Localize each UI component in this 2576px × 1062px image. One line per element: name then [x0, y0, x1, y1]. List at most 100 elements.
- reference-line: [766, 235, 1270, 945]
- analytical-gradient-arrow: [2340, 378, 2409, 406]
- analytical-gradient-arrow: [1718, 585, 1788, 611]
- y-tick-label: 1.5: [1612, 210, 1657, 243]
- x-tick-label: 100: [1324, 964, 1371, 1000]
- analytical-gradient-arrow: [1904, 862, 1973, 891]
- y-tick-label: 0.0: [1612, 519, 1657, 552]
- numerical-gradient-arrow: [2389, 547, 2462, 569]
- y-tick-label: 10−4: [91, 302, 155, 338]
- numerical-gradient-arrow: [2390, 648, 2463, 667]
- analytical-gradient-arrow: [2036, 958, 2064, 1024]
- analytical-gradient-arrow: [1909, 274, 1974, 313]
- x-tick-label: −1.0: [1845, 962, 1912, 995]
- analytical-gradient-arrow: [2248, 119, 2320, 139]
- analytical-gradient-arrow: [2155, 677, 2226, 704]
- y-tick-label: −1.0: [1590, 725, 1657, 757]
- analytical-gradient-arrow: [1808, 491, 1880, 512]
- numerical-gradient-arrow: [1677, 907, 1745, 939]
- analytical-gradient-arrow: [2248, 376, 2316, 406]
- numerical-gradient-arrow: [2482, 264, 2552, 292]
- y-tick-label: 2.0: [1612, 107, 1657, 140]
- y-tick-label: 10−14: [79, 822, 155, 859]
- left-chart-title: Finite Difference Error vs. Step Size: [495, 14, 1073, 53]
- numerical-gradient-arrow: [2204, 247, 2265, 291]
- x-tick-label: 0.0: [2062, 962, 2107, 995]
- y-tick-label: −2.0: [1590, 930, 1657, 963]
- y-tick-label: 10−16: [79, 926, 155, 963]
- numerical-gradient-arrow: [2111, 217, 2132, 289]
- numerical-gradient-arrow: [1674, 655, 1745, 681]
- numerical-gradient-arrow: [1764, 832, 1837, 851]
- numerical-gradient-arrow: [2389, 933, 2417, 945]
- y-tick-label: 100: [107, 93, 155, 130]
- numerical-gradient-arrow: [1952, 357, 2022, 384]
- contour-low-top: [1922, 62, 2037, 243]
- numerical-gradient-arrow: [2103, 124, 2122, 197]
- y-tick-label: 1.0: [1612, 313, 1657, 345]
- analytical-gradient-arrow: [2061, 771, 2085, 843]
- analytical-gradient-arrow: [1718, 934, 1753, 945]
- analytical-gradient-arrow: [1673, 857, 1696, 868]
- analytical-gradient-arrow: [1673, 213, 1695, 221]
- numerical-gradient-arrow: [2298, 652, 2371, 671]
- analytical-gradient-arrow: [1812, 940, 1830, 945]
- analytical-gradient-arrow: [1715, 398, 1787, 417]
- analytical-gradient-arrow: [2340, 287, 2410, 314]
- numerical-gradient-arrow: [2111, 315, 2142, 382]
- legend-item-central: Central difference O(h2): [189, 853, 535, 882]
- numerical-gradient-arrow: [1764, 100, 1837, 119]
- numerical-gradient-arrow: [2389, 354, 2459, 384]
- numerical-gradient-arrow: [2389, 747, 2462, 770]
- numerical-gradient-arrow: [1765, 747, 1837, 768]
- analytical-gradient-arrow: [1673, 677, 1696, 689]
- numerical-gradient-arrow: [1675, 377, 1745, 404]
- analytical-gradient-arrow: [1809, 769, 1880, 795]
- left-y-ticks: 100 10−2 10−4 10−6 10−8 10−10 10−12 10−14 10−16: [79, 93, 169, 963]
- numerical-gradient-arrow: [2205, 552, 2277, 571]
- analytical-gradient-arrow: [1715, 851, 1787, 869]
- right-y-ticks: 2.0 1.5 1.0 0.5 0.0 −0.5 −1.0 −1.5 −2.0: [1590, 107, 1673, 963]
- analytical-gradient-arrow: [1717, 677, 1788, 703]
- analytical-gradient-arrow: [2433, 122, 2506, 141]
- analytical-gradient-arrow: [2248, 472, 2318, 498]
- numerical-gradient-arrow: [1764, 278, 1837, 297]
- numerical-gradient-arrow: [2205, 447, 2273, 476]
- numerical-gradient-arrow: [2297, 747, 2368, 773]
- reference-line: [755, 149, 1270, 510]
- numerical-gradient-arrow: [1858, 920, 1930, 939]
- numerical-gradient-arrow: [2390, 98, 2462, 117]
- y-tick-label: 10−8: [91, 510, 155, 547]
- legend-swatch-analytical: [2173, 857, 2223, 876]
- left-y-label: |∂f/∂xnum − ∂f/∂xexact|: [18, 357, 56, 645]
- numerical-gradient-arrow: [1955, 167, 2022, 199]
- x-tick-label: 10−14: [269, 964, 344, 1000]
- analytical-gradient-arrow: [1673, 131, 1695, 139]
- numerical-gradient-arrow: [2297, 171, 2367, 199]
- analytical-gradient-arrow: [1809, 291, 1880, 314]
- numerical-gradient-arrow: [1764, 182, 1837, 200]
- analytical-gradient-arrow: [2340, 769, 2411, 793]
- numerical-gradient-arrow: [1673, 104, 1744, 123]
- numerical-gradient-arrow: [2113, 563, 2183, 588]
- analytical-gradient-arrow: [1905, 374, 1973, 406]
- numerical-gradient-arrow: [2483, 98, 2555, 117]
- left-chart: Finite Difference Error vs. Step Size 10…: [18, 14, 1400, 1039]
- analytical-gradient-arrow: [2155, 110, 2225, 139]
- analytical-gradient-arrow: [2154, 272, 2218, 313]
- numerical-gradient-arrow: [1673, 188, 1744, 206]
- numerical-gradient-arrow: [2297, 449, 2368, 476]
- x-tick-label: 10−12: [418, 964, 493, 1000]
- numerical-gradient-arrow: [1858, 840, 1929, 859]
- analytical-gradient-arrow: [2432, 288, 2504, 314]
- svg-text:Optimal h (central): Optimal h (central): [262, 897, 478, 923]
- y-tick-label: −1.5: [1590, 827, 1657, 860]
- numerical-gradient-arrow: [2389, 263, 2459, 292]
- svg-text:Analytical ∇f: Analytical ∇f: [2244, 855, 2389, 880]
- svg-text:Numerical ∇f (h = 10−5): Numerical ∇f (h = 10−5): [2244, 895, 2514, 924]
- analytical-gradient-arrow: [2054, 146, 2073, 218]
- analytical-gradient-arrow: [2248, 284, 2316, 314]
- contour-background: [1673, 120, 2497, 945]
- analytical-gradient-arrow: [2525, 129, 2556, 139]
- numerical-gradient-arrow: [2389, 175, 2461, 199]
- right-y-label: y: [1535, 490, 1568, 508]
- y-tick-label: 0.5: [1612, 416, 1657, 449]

* * * *

Goal:
Can you pull out every one of the rows above and reproduce them verbatim, line for line, with nothing changed?

Written reply:
Localize each UI component in this 2576px × 1062px image. One line per element: name then [x0, y0, x1, y1]. List at most 100 elements.
- reference-line: [766, 235, 1270, 945]
- analytical-gradient-arrow: [2340, 378, 2409, 406]
- analytical-gradient-arrow: [1718, 585, 1788, 611]
- y-tick-label: 1.5: [1612, 210, 1657, 243]
- x-tick-label: 100: [1324, 964, 1371, 1000]
- analytical-gradient-arrow: [1904, 862, 1973, 891]
- y-tick-label: 0.0: [1612, 519, 1657, 552]
- numerical-gradient-arrow: [2389, 547, 2462, 569]
- y-tick-label: 10−4: [91, 302, 155, 338]
- numerical-gradient-arrow: [2390, 648, 2463, 667]
- analytical-gradient-arrow: [2036, 958, 2064, 1024]
- analytical-gradient-arrow: [1909, 274, 1974, 313]
- x-tick-label: −1.0: [1845, 962, 1912, 995]
- analytical-gradient-arrow: [2248, 119, 2320, 139]
- analytical-gradient-arrow: [2155, 677, 2226, 704]
- y-tick-label: −1.0: [1590, 725, 1657, 757]
- analytical-gradient-arrow: [1808, 491, 1880, 512]
- numerical-gradient-arrow: [1677, 907, 1745, 939]
- analytical-gradient-arrow: [2248, 376, 2316, 406]
- numerical-gradient-arrow: [2482, 264, 2552, 292]
- y-tick-label: 2.0: [1612, 107, 1657, 140]
- y-tick-label: 10−14: [79, 822, 155, 859]
- left-chart-title: Finite Difference Error vs. Step Size: [495, 14, 1073, 53]
- numerical-gradient-arrow: [2204, 247, 2265, 291]
- x-tick-label: 0.0: [2062, 962, 2107, 995]
- y-tick-label: −2.0: [1590, 930, 1657, 963]
- y-tick-label: 10−16: [79, 926, 155, 963]
- numerical-gradient-arrow: [2111, 217, 2132, 289]
- numerical-gradient-arrow: [1674, 655, 1745, 681]
- numerical-gradient-arrow: [1764, 832, 1837, 851]
- numerical-gradient-arrow: [2389, 933, 2417, 945]
- y-tick-label: 100: [107, 93, 155, 130]
- numerical-gradient-arrow: [1952, 357, 2022, 384]
- contour-low-top: [1922, 62, 2037, 243]
- numerical-gradient-arrow: [2103, 124, 2122, 197]
- y-tick-label: 1.0: [1612, 313, 1657, 345]
- analytical-gradient-arrow: [2061, 771, 2085, 843]
- analytical-gradient-arrow: [1718, 934, 1753, 945]
- analytical-gradient-arrow: [1673, 857, 1696, 868]
- analytical-gradient-arrow: [1673, 213, 1695, 221]
- numerical-gradient-arrow: [2298, 652, 2371, 671]
- analytical-gradient-arrow: [1812, 940, 1830, 945]
- analytical-gradient-arrow: [1715, 398, 1787, 417]
- analytical-gradient-arrow: [2340, 287, 2410, 314]
- numerical-gradient-arrow: [2111, 315, 2142, 382]
- legend-item-central: Central difference O(h2): [189, 853, 535, 882]
- numerical-gradient-arrow: [1764, 100, 1837, 119]
- numerical-gradient-arrow: [2389, 354, 2459, 384]
- numerical-gradient-arrow: [2389, 747, 2462, 770]
- numerical-gradient-arrow: [1765, 747, 1837, 768]
- analytical-gradient-arrow: [1673, 677, 1696, 689]
- numerical-gradient-arrow: [1675, 377, 1745, 404]
- analytical-gradient-arrow: [1809, 769, 1880, 795]
- left-y-ticks: 100 10−2 10−4 10−6 10−8 10−10 10−12 10−14 10−16: [79, 93, 169, 963]
- numerical-gradient-arrow: [2205, 552, 2277, 571]
- analytical-gradient-arrow: [1715, 851, 1787, 869]
- right-y-ticks: 2.0 1.5 1.0 0.5 0.0 −0.5 −1.0 −1.5 −2.0: [1590, 107, 1673, 963]
- analytical-gradient-arrow: [1717, 677, 1788, 703]
- analytical-gradient-arrow: [2433, 122, 2506, 141]
- analytical-gradient-arrow: [2248, 472, 2318, 498]
- numerical-gradient-arrow: [1764, 278, 1837, 297]
- numerical-gradient-arrow: [2205, 447, 2273, 476]
- numerical-gradient-arrow: [2297, 747, 2368, 773]
- reference-line: [755, 149, 1270, 510]
- numerical-gradient-arrow: [1858, 920, 1930, 939]
- numerical-gradient-arrow: [2390, 98, 2462, 117]
- y-tick-label: 10−8: [91, 510, 155, 547]
- legend-swatch-analytical: [2173, 857, 2223, 876]
- left-y-label: |∂f/∂xnum − ∂f/∂xexact|: [18, 357, 56, 645]
- numerical-gradient-arrow: [1955, 167, 2022, 199]
- x-tick-label: 10−14: [269, 964, 344, 1000]
- analytical-gradient-arrow: [1673, 131, 1695, 139]
- numerical-gradient-arrow: [2297, 171, 2367, 199]
- analytical-gradient-arrow: [1809, 291, 1880, 314]
- numerical-gradient-arrow: [1764, 182, 1837, 200]
- analytical-gradient-arrow: [2340, 769, 2411, 793]
- numerical-gradient-arrow: [1673, 104, 1744, 123]
- numerical-gradient-arrow: [2113, 563, 2183, 588]
- analytical-gradient-arrow: [1905, 374, 1973, 406]
- numerical-gradient-arrow: [2483, 98, 2555, 117]
- left-chart: Finite Difference Error vs. Step Size 10…: [18, 14, 1400, 1039]
- analytical-gradient-arrow: [2155, 110, 2225, 139]
- analytical-gradient-arrow: [2154, 272, 2218, 313]
- numerical-gradient-arrow: [1673, 188, 1744, 206]
- numerical-gradient-arrow: [2297, 449, 2368, 476]
- x-tick-label: 10−12: [418, 964, 493, 1000]
- numerical-gradient-arrow: [1858, 840, 1929, 859]
- analytical-gradient-arrow: [2432, 288, 2504, 314]
- svg-text:Optimal h (central): Optimal h (central): [262, 897, 478, 923]
- y-tick-label: −1.5: [1590, 827, 1657, 860]
- numerical-gradient-arrow: [2389, 263, 2459, 292]
- svg-text:Analytical ∇f: Analytical ∇f: [2244, 855, 2389, 880]
- svg-text:Numerical ∇f (h = 10−5): Numerical ∇f (h = 10−5): [2244, 895, 2514, 924]
- analytical-gradient-arrow: [2054, 146, 2073, 218]
- analytical-gradient-arrow: [2248, 284, 2316, 314]
- contour-background: [1673, 120, 2497, 945]
- analytical-gradient-arrow: [2525, 129, 2556, 139]
- numerical-gradient-arrow: [2389, 175, 2461, 199]
- right-y-label: y: [1535, 490, 1568, 508]
- y-tick-label: 0.5: [1612, 416, 1657, 449]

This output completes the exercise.